Source document —

******************************

I have been looking into StaticArrays.jl
to speed up linear algebra but I think I am doing something wrong or testing the wrong things.
My first test was a simple linear model:
using StaticArrays, Random, BenchmarkTools
Random.seed!(123);
N = 100
p = 10
βtrue = 10 .* rand(p);
_X = rand(N, p);
_y = _X * βtrue + randn(N);
X = SMatrix{N, p}(_X);
y = SVector{N}(_y);
βstore = MVector{p}(zeros(p));
function lm!(X, y, b)
b[:] = X\y
end
@btime lm!(X, y, βstore)
_βstore = zeros(p);
@btime lm!(_X, _y, _βstore)
But it looks like the version with regular arrays leads to fewer allocations and is faster:
julia> @btime lm!(X, y, βstore);
11.318 μs (87 allocations: 94.55 KiB)
julia> @btime lm!(_X, _y, _βstore);
10.734 μs (85 allocations: 86.52 KiB)
So my question is when to use StaticArrays and whether I am doing something wrong here?
The README of StaticArrays.jl says:
A very rough rule of thumb is that you should consider using a normal Array
for arrays larger than 100 elements.
Your array X has already 1000 elements.
4 Likes
Note that b[:] = X\y
will still allocate, you probably want to use lmul!
here instead. For StaticArray
s there’s also really no need to write this as a mutating function, you can just return X\y
. Of course @ufechner7’s point still applies, I don’t expect any benefit from using StaticArrays for arrays this large.

******************************

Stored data
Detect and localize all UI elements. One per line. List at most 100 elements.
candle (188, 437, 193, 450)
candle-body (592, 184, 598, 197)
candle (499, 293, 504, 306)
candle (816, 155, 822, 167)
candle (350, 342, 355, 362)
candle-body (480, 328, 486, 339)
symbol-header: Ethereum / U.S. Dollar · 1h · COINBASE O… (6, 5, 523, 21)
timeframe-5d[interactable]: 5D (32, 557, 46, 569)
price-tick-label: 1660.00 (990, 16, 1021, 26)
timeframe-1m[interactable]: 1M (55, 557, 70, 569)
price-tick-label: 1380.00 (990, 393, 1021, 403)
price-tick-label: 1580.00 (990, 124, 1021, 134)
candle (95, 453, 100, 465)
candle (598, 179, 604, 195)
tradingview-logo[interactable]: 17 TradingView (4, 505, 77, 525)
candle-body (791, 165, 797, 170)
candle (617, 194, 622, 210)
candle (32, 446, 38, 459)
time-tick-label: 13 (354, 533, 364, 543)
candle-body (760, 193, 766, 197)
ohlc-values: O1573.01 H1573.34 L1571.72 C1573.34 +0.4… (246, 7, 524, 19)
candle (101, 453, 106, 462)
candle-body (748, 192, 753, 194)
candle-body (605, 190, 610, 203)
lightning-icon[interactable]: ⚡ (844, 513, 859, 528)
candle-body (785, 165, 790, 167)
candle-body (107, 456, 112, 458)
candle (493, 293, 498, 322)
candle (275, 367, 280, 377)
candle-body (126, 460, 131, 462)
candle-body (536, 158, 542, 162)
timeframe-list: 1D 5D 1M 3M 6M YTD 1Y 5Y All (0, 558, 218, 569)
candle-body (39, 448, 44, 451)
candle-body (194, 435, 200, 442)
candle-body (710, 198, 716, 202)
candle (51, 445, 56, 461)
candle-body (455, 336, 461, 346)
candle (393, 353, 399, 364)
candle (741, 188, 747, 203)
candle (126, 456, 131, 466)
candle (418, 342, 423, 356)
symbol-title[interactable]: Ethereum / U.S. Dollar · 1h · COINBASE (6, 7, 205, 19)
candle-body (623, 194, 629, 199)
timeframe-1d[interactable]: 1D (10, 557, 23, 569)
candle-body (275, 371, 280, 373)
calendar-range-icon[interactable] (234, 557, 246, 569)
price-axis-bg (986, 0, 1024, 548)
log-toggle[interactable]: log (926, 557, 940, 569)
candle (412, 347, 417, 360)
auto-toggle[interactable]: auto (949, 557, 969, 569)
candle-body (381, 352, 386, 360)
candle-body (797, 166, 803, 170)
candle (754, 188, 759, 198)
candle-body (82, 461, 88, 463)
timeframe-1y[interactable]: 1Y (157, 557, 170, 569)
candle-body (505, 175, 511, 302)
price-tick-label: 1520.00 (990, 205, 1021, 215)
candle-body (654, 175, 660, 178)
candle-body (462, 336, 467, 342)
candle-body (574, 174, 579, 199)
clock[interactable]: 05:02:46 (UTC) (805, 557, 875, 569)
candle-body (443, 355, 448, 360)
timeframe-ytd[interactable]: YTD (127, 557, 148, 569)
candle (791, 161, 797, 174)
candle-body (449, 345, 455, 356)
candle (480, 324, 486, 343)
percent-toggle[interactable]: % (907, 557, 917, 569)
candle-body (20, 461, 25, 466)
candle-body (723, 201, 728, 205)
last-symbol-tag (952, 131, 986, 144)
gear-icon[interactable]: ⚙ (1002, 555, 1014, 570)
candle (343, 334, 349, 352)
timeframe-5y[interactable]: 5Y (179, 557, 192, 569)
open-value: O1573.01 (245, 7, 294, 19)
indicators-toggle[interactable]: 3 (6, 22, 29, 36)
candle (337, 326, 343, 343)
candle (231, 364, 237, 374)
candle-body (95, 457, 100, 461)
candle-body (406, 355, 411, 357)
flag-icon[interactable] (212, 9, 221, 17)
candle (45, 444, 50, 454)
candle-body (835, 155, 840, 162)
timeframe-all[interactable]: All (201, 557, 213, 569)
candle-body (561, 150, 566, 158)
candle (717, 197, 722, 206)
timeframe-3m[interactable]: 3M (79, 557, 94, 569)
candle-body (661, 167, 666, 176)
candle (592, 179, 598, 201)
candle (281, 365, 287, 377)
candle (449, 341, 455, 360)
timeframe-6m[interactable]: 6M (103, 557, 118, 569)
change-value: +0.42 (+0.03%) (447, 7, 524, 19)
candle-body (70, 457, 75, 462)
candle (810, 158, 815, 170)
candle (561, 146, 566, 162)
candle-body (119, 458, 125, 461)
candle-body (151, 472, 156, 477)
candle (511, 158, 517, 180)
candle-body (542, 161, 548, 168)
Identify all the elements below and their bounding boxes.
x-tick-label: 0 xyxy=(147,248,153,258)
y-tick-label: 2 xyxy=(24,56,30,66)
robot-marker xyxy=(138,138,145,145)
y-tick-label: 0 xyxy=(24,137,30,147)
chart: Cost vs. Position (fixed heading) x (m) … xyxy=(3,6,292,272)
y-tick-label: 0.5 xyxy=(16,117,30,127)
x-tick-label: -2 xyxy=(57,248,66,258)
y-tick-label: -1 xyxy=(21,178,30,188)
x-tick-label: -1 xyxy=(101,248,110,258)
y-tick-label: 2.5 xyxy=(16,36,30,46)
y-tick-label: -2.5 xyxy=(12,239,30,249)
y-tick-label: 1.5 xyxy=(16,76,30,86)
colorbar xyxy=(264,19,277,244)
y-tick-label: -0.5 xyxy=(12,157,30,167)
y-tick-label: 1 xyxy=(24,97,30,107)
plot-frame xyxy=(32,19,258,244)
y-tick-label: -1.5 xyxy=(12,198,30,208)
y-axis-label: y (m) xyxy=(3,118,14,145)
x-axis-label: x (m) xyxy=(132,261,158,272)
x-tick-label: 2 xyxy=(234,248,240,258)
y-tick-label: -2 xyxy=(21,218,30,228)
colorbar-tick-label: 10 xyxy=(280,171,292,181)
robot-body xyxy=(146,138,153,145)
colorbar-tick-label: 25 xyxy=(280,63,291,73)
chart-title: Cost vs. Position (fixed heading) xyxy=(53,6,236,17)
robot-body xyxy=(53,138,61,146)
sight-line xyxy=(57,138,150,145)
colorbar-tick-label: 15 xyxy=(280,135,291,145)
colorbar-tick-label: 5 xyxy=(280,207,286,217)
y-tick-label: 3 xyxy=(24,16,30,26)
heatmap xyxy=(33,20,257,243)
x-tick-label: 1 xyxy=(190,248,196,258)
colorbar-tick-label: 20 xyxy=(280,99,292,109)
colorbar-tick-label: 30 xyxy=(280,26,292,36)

******************************

Tasks to carry out —
[a] Transcribe the StaticArrays thread from "I have been" to "lm!(X, y, b)", inclusive.
[b] Name every package loaded by the using statement in the StaticArrays thread.

Problem solutions —
[a]
I have been looking into StaticArrays.jl
to speed up linear algebra but I think I am doing something wrong or testing the wrong things.
My first test was a simple linear model:
using StaticArrays, Random, BenchmarkTools
Random.seed!(123);
N = 100
p = 10
βtrue = 10 .* rand(p);
_X = rand(N, p);
_y = _X * βtrue + randn(N);
X = SMatrix{N, p}(_X);
y = SVector{N}(_y);
βstore = MVector{p}(zeros(p));
function lm!(X, y, b)

[b]
StaticArrays
Random
BenchmarkTools